### Selection
Keeping all the call centre balls in the air is no easy task. But there is a myriad of technology available to help you manage the task.

Here are three cardinal technologies every call centre manager should consider:

Customer Relationship Management (CRM) software helps you to maintain a functional, informative customer database that supports your agents‘ ability to provide quality, personalized customer experiences across all channels.

Workforce Management Software (WFM) provides you with the granular insights you need to truly understand your customers’ journey with your service, letting you forecast call volumes, hire and schedule agents accordingly, and allow agent self-scheduling, which shifts the burden of schedule management to staff themselves.

Quality Management (QM) Applications ensure customer interactions meet expected standards across all channels and all agents. They can also inform performance reviews and agent training, and ensure compliance with industry standards and applicable laws.

Contributed by: Caroline Leonard at Spearline

Performance Coaching Solutions

Shrugging off performance coaching solutions as “fluffy” agent engagement tools is a mistake.

They support agent wellbeing – crucial in remote and hybrid environments where the traditional scan around a room to gauge whether everyone seems okay no longer exists.

Modern automated performance coaching tools also strategically support supervisors and tangibly improve customer experiences.

On the one hand, close-to real-time sentiment analysis embedded into today’s performance coaching solutions allows supervisors to keep tabs on agent emotions and step in when they seem low.

On the other hand, they effortlessly measure customer emotions across all customer conversations, so supervisors can listen to bad calls and give timely feedback – supporting agent development.

Automated agent performance coaching solutions pinpoint excellent service examples and when combined with positive thinking and well-proven gamification techniques, such as giving on-the-spot recognition and encouraging shared learning, they offer a robust continuous improvement framework that boosts EX and guarantees outstanding CX.

Contributed by: Jim Davies at Calabrio

Workforce Management (WFM) Software

Ben Booth at MaxContact
Ben Booth

Having the right number of team members to meet your customer demand is key in your contact centre. There are many ways of attempting to calculate this manually; however, for many this isn’t a viable long-term solution as it can be time consuming.

Workforce management (WFM) software is a key tool for businesses trying to sustain a high level of customer satisfaction while keeping staffing budgets to a minimum.

WFM software allows businesses to analyse historical trends and potential future changes to understand the staffing needs of the organization.

Depending on the tool used, it can allow you to understand where your inbound calls are coming from and where you have staffing shortfalls and also allow for future staff training requirements to meet demand.

Contributed by: Ben Booth at MaxContact.

Workforce Management Tools

Stuart Clarke at Odigo
Stuart Clarke

Once you get to a certain size, manual WFM is too complex, takes too much time, relies on too many potentially biased compromises or simply ends up being guesswork.

WFM tools have many features, but when it comes to management of the contact centre as a whole, getting the right skill mix in every shift makes a huge difference to performance, development potential and satisfaction for teams.

### Box annotation data
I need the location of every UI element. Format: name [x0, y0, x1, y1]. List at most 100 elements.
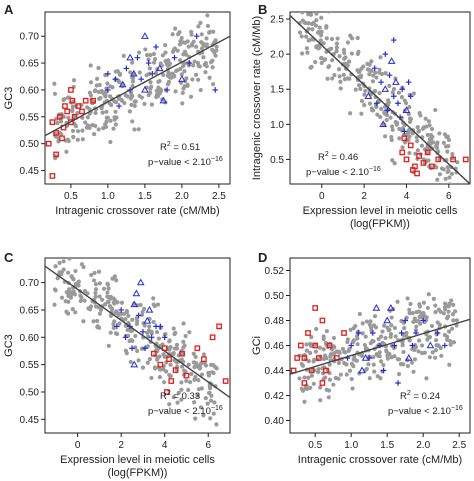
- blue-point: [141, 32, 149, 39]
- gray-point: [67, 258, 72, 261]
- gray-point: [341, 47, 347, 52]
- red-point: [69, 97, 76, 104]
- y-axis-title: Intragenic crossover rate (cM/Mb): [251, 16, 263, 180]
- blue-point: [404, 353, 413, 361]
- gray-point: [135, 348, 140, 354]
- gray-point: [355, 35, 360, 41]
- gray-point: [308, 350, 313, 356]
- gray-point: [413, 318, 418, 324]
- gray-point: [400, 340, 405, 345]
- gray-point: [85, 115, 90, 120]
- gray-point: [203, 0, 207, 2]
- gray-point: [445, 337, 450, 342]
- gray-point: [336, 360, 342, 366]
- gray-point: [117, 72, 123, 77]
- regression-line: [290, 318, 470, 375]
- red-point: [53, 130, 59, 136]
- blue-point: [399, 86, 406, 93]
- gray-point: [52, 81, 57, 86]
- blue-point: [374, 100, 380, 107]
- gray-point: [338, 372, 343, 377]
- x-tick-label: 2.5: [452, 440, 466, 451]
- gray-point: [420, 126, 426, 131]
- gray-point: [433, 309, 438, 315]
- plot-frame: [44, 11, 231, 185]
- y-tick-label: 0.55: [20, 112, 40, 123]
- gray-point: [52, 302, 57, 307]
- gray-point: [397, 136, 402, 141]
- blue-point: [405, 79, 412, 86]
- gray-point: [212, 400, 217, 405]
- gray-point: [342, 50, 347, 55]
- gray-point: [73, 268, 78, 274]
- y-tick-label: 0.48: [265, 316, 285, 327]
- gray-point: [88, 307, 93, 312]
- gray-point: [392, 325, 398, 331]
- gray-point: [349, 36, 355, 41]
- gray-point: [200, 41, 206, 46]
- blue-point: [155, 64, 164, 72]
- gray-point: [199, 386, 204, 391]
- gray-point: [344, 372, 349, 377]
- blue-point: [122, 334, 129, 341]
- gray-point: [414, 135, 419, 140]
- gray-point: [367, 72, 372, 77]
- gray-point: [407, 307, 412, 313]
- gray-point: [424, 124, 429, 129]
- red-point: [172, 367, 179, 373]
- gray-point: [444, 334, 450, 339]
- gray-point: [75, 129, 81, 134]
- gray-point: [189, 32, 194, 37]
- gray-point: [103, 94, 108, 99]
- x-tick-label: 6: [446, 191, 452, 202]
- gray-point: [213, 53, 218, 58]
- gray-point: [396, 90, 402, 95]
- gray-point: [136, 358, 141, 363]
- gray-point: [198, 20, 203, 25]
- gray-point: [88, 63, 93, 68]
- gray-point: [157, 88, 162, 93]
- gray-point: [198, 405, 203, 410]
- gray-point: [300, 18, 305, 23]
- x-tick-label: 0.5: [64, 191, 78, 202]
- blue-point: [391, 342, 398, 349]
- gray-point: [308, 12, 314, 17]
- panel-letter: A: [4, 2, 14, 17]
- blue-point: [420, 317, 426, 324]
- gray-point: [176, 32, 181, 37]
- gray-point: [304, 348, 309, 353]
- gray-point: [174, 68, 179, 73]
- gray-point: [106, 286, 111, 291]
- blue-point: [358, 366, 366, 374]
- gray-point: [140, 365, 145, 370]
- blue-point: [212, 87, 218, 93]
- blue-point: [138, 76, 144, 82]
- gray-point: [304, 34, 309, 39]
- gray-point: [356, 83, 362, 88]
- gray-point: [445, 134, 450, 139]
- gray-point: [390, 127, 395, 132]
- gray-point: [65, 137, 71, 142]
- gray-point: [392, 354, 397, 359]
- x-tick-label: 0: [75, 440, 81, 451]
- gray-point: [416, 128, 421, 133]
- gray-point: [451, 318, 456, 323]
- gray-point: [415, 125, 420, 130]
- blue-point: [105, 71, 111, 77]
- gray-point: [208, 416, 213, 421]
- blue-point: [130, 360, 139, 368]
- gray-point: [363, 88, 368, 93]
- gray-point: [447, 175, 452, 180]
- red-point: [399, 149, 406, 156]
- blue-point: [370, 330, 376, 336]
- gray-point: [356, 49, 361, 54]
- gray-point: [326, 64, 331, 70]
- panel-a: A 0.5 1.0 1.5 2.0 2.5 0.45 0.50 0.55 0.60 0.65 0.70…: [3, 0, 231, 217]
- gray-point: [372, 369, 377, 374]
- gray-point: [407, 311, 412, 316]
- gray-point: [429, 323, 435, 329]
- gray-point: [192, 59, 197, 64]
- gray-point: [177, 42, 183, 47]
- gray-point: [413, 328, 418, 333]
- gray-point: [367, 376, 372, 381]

==

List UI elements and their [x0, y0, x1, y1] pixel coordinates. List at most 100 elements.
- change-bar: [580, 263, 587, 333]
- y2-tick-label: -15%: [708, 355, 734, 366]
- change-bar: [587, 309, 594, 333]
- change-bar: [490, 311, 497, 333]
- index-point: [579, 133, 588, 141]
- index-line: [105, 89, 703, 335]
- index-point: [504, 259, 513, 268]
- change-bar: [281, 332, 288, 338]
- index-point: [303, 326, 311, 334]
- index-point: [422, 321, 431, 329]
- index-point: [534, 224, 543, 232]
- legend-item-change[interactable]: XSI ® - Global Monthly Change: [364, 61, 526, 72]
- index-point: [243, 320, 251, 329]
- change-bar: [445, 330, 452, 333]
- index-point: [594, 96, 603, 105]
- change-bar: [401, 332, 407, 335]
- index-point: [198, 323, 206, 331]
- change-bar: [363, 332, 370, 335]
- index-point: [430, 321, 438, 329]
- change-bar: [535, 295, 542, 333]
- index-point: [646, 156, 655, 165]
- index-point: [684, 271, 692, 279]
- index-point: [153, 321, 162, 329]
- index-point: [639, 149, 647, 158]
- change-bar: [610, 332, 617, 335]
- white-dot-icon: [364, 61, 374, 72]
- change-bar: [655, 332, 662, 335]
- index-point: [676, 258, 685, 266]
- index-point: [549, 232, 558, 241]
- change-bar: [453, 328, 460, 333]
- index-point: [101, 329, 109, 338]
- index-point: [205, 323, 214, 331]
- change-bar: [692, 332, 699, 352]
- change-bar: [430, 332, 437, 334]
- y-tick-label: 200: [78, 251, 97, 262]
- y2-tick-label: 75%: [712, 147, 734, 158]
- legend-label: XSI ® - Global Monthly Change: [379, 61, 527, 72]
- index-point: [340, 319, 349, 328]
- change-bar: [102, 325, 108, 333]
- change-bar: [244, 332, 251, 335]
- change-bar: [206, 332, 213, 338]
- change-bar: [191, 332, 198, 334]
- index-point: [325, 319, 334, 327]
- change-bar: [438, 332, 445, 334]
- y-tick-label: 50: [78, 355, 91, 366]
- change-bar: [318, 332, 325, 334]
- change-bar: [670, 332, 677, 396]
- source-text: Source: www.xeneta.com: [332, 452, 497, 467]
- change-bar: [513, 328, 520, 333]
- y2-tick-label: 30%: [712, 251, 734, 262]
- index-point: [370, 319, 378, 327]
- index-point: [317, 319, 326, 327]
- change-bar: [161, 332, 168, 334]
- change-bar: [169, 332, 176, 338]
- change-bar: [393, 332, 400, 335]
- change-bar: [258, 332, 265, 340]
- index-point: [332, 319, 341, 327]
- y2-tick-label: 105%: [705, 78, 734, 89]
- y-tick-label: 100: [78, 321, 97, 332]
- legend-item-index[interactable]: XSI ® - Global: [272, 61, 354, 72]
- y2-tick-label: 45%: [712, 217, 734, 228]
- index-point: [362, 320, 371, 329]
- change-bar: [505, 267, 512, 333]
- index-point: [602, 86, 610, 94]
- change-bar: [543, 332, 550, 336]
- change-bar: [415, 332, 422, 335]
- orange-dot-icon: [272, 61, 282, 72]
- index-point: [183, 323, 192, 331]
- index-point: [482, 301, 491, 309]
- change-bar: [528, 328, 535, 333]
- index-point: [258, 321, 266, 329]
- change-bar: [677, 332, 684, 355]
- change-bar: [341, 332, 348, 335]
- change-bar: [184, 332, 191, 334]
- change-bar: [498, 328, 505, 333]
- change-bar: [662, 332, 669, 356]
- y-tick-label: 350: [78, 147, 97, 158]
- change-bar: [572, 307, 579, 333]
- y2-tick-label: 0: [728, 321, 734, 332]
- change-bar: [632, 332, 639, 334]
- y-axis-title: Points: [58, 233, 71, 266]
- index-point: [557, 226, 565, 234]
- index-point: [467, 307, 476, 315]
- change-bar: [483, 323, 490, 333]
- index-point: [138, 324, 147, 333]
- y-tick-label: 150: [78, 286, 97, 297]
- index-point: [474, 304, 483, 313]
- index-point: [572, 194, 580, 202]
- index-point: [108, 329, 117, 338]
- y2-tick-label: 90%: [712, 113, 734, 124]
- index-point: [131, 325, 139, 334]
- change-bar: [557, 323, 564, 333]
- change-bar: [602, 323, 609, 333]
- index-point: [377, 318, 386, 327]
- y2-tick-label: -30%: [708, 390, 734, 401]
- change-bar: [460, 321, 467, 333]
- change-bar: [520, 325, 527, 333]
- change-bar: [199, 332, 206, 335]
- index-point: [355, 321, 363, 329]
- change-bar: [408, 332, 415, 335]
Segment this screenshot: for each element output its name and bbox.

### Jobs
1. In the text on call centre technology, who contributed the section on performance coaching solutions?
2. Reproduce the portion of the call centre technology text between "Shrugging off performance" and "no longer exists.", inclusive.
3. Write the next part of the call centre technology text, picking up after its final sentence.

### Outputs for the tasks
1. Jim Davies at Calabrio

2.
Shrugging off performance coaching solutions as “fluffy” agent engagement tools is a mistake.

They support agent wellbeing – crucial in remote and hybrid environments where the traditional scan around a room to gauge whether everyone seems okay no longer exists.

3.
Experienced agents can tackle the more complex tasks they find satisfying and newer agents can build up their confidence and familiarity with the job and tools during simpler transactions.

This also helps shield new agents from higher-stress situations until they have built up a degree of resilience.

Contributed by: Stuart Clarke at Odigo

Workforce Engagement Management Systems (WEM)

Dana Shalev at NICE
Dana Shalev

Agents are your greatest asset when it comes to customer satisfaction. In the work-from-anywhere reality, arming employees with AI-powered workforce engagement management solutions creates an optimal environment for your team to elevate customer experience.

Tools like an agent virtual assistant can automate repetitive and mundane tasks, taking the workload off agents and freeing up time for more strategic tasks.

A process analytics capability can also identify opportunities where employees could be better supported with training and guidance to help them achieve their KPIs.

Agile WEM solutions can also help organizations to empower and engage agents with flexible scheduling.

A mobile app for flexible scheduling is a powerful tool, allowing agents to bid, trade and swap shifts with automatic approval flows.

AI forecasting is another powerful way organizations can make sure they have the right number of staff at the right time, protecting both the customer and agent experience.

Contributed by: Dana Shalev at NICE

Holistic Workforce Management Solutions

Jim Davies at Calabrio
Jim Davies

Start by splitting WFM into four areas: forecasting, scheduling, intraday management, and review.

First, consider forecasting and scheduling. WFM solutions harness hundreds of forecasting algorithms which operations can test to uncover the best fit for their complex hybrid-working, multichannel environment across “typical” workdays or special holidays by way of AI-driven “what if” scenarios.

These forecasting algorithms re-forecast continuously using the latest data to auto-fit schedules dynamically. For easier management, consider shift preferences, which agents enter via an app on their smartphones or desktops.

Planners can manually tweak forecasts and schedules, factoring in agent experience, skill set, and know-how.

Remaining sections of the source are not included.